Prompt →
Each entry below is to be printed verbatim.

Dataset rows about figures
***

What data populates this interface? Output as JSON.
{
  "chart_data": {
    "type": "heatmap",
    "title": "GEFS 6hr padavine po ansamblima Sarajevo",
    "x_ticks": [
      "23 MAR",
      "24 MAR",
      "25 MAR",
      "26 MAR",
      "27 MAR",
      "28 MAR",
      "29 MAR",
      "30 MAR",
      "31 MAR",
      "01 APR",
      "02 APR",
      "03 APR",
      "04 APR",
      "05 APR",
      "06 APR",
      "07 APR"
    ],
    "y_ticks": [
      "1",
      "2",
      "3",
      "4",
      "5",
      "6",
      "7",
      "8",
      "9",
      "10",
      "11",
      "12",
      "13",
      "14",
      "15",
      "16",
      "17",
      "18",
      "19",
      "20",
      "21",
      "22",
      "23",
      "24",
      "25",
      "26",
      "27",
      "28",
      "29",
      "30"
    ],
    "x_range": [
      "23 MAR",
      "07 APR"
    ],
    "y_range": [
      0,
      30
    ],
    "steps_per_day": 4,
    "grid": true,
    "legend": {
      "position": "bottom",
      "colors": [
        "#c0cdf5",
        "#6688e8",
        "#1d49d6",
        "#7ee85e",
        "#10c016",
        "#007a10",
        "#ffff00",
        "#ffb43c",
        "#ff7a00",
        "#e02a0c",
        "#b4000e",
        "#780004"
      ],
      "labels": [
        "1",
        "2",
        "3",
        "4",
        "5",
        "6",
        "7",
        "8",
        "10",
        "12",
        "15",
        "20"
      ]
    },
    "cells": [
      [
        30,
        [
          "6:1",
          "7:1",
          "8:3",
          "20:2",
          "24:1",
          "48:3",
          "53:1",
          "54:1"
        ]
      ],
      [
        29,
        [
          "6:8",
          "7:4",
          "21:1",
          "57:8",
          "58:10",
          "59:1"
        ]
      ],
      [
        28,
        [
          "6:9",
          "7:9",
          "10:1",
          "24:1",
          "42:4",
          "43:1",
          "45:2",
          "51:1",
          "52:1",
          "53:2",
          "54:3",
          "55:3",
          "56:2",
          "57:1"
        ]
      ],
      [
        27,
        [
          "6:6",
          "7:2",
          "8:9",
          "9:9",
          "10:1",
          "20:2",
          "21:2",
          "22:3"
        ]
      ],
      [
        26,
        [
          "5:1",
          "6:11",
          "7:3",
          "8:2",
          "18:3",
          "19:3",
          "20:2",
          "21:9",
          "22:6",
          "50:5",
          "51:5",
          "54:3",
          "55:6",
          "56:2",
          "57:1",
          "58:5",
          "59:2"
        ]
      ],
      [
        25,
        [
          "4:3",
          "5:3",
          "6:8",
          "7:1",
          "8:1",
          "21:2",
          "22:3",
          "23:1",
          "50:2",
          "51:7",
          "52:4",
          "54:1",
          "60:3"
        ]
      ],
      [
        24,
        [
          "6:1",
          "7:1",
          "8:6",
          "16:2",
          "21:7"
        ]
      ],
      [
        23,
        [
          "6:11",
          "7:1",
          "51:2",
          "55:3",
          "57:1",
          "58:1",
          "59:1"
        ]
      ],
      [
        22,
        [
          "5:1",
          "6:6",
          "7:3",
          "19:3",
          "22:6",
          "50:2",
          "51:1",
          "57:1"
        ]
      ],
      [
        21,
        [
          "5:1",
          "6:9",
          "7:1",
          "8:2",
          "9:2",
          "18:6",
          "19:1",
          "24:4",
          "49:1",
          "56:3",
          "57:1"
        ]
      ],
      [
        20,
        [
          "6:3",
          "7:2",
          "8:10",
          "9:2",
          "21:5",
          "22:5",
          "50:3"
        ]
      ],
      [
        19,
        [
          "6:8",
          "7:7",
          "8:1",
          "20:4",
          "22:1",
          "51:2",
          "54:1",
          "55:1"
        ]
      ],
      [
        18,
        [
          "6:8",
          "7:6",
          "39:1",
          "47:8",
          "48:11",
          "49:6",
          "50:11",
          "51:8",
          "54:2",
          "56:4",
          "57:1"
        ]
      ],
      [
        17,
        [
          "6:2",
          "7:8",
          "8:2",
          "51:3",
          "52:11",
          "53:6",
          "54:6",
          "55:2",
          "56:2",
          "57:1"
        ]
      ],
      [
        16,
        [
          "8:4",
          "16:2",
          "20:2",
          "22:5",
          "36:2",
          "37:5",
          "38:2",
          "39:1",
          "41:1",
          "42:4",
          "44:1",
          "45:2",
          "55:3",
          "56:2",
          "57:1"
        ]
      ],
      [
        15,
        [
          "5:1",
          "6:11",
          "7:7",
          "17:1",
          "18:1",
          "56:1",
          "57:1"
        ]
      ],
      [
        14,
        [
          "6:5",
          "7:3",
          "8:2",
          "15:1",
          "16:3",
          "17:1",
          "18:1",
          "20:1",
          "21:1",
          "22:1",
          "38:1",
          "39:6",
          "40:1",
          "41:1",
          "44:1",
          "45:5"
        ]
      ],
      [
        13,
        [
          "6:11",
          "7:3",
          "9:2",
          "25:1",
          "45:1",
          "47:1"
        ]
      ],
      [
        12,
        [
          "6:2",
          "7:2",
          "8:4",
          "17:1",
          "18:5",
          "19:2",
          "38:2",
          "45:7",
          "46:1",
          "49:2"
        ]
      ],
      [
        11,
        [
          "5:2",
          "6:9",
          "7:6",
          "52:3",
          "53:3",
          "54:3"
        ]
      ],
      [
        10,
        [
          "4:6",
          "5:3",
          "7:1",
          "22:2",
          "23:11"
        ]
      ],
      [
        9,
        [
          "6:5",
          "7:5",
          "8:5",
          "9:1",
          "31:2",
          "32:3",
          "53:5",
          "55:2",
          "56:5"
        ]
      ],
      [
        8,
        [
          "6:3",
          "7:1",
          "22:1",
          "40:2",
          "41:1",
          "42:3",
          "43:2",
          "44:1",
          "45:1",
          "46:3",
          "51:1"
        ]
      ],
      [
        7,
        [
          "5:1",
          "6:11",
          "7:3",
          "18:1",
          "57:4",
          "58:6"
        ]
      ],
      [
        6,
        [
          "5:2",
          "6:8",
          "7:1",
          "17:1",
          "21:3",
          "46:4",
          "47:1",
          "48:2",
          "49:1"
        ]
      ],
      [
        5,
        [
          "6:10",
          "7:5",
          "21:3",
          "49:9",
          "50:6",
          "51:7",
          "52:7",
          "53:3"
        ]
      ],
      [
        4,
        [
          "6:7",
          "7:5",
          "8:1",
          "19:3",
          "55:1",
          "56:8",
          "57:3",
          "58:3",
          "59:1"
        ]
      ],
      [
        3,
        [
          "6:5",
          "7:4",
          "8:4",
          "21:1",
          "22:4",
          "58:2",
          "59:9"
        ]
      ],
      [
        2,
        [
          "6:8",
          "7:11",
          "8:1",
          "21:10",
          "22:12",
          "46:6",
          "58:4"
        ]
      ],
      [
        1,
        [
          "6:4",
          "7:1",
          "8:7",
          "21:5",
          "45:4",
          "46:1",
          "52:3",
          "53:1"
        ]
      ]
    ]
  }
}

***

Result for this task →
What data populates this interface? Output as JSON.
{
  "chart_data": {
    "type": "heatmap",
    "title": "GEFS 6hr padavine po ansamblima Sarajevo",
    "x_ticks": [
      "23 MAR",
      "24 MAR",
      "25 MAR",
      "26 MAR",
      "27 MAR",
      "28 MAR",
      "29 MAR",
      "30 MAR",
      "31 MAR",
      "01 APR",
      "02 APR",
      "03 APR",
      "04 APR",
      "05 APR",
      "06 APR",
      "07 APR"
    ],
    "y_ticks": [
      "1",
      "2",
      "3",
      "4",
      "5",
      "6",
      "7",
      "8",
      "9",
      "10",
      "11",
      "12",
      "13",
      "14",
      "15",
      "16",
      "17",
      "18",
      "19",
      "20",
      "21",
      "22",
      "23",
      "24",
      "25",
      "26",
      "27",
      "28",
      "29",
      "30"
    ],
    "x_range": [
      "23 MAR",
      "07 APR"
    ],
    "y_range": [
      0,
      30
    ],
    "steps_per_day": 4,
    "grid": true,
    "legend": {
      "position": "bottom",
      "colors": [
        "#c0cdf5",
        "#6688e8",
        "#1d49d6",
        "#7ee85e",
        "#10c016",
        "#007a10",
        "#ffff00",
        "#ffb43c",
        "#ff7a00",
        "#e02a0c",
        "#b4000e",
        "#780004"
      ],
      "labels": [
        "1",
        "2",
        "3",
        "4",
        "5",
        "6",
        "7",
        "8",
        "10",
        "12",
        "15",
        "20"
      ]
    },
    "cells": [
      [
        30,
        [
          "6:1",
          "7:1",
          "8:3",
          "20:2",
          "24:1",
          "48:3",
          "53:1",
          "54:1"
        ]
      ],
      [
        29,
        [
          "6:8",
          "7:4",
          "21:1",
          "57:8",
          "58:10",
          "59:1"
        ]
      ],
      [
        28,
        [
          "6:9",
          "7:9",
          "10:1",
          "24:1",
          "42:4",
          "43:1",
          "45:2",
          "51:1",
          "52:1",
          "53:2",
          "54:3",
          "55:3",
          "56:2",
          "57:1"
        ]
      ],
      [
        27,
        [
          "6:6",
          "7:2",
          "8:9",
          "9:9",
          "10:1",
          "20:2",
          "21:2",
          "22:3"
        ]
      ],
      [
        26,
        [
          "5:1",
          "6:11",
          "7:3",
          "8:2",
          "18:3",
          "19:3",
          "20:2",
          "21:9",
          "22:6",
          "50:5",
          "51:5",
          "54:3",
          "55:6",
          "56:2",
          "57:1",
          "58:5",
          "59:2"
        ]
      ],
      [
        25,
        [
          "4:3",
          "5:3",
          "6:8",
          "7:1",
          "8:1",
          "21:2",
          "22:3",
          "23:1",
          "50:2",
          "51:7",
          "52:4",
          "54:1",
          "60:3"
        ]
      ],
      [
        24,
        [
          "6:1",
          "7:1",
          "8:6",
          "16:2",
          "21:7"
        ]
      ],
      [
        23,
        [
          "6:11",
          "7:1",
          "51:2",
          "55:3",
          "57:1",
          "58:1",
          "59:1"
        ]
      ],
      [
        22,
        [
          "5:1",
          "6:6",
          "7:3",
          "19:3",
          "22:6",
          "50:2",
          "51:1",
          "57:1"
        ]
      ],
      [
        21,
        [
          "5:1",
          "6:9",
          "7:1",
          "8:2",
          "9:2",
          "18:6",
          "19:1",
          "24:4",
          "49:1",
          "56:3",
          "57:1"
        ]
      ],
      [
        20,
        [
          "6:3",
          "7:2",
          "8:10",
          "9:2",
          "21:5",
          "22:5",
          "50:3"
        ]
      ],
      [
        19,
        [
          "6:8",
          "7:7",
          "8:1",
          "20:4",
          "22:1",
          "51:2",
          "54:1",
          "55:1"
        ]
      ],
      [
        18,
        [
          "6:8",
          "7:6",
          "39:1",
          "47:8",
          "48:11",
          "49:6",
          "50:11",
          "51:8",
          "54:2",
          "56:4",
          "57:1"
        ]
      ],
      [
        17,
        [
          "6:2",
          "7:8",
          "8:2",
          "51:3",
          "52:11",
          "53:6",
          "54:6",
          "55:2",
          "56:2",
          "57:1"
        ]
      ],
      [
        16,
        [
          "8:4",
          "16:2",
          "20:2",
          "22:5",
          "36:2",
          "37:5",
          "38:2",
          "39:1",
          "41:1",
          "42:4",
          "44:1",
          "45:2",
          "55:3",
          "56:2",
          "57:1"
        ]
      ],
      [
        15,
        [
          "5:1",
          "6:11",
          "7:7",
          "17:1",
          "18:1",
          "56:1",
          "57:1"
        ]
      ],
      [
        14,
        [
          "6:5",
          "7:3",
          "8:2",
          "15:1",
          "16:3",
          "17:1",
          "18:1",
          "20:1",
          "21:1",
          "22:1",
          "38:1",
          "39:6",
          "40:1",
          "41:1",
          "44:1",
          "45:5"
        ]
      ],
      [
        13,
        [
          "6:11",
          "7:3",
          "9:2",
          "25:1",
          "45:1",
          "47:1"
        ]
      ],
      [
        12,
        [
          "6:2",
          "7:2",
          "8:4",
          "17:1",
          "18:5",
          "19:2",
          "38:2",
          "45:7",
          "46:1",
          "49:2"
        ]
      ],
      [
        11,
        [
          "5:2",
          "6:9",
          "7:6",
          "52:3",
          "53:3",
          "54:3"
        ]
      ],
      [
        10,
        [
          "4:6",
          "5:3",
          "7:1",
          "22:2",
          "23:11"
        ]
      ],
      [
        9,
        [
          "6:5",
          "7:5",
          "8:5",
          "9:1",
          "31:2",
          "32:3",
          "53:5",
          "55:2",
          "56:5"
        ]
      ],
      [
        8,
        [
          "6:3",
          "7:1",
          "22:1",
          "40:2",
          "41:1",
          "42:3",
          "43:2",
          "44:1",
          "45:1",
          "46:3",
          "51:1"
        ]
      ],
      [
        7,
        [
          "5:1",
          "6:11",
          "7:3",
          "18:1",
          "57:4",
          "58:6"
        ]
      ],
      [
        6,
        [
          "5:2",
          "6:8",
          "7:1",
          "17:1",
          "21:3",
          "46:4",
          "47:1",
          "48:2",
          "49:1"
        ]
      ],
      [
        5,
        [
          "6:10",
          "7:5",
          "21:3",
          "49:9",
          "50:6",
          "51:7",
          "52:7",
          "53:3"
        ]
      ],
      [
        4,
        [
          "6:7",
          "7:5",
          "8:1",
          "19:3",
          "55:1",
          "56:8",
          "57:3",
          "58:3",
          "59:1"
        ]
      ],
      [
        3,
        [
          "6:5",
          "7:4",
          "8:4",
          "21:1",
          "22:4",
          "58:2",
          "59:9"
        ]
      ],
      [
        2,
        [
          "6:8",
          "7:11",
          "8:1",
          "21:10",
          "22:12",
          "46:6",
          "58:4"
        ]
      ],
      [
        1,
        [
          "6:4",
          "7:1",
          "8:7",
          "21:5",
          "45:4",
          "46:1",
          "52:3",
          "53:1"
        ]
      ]
    ]
  }
}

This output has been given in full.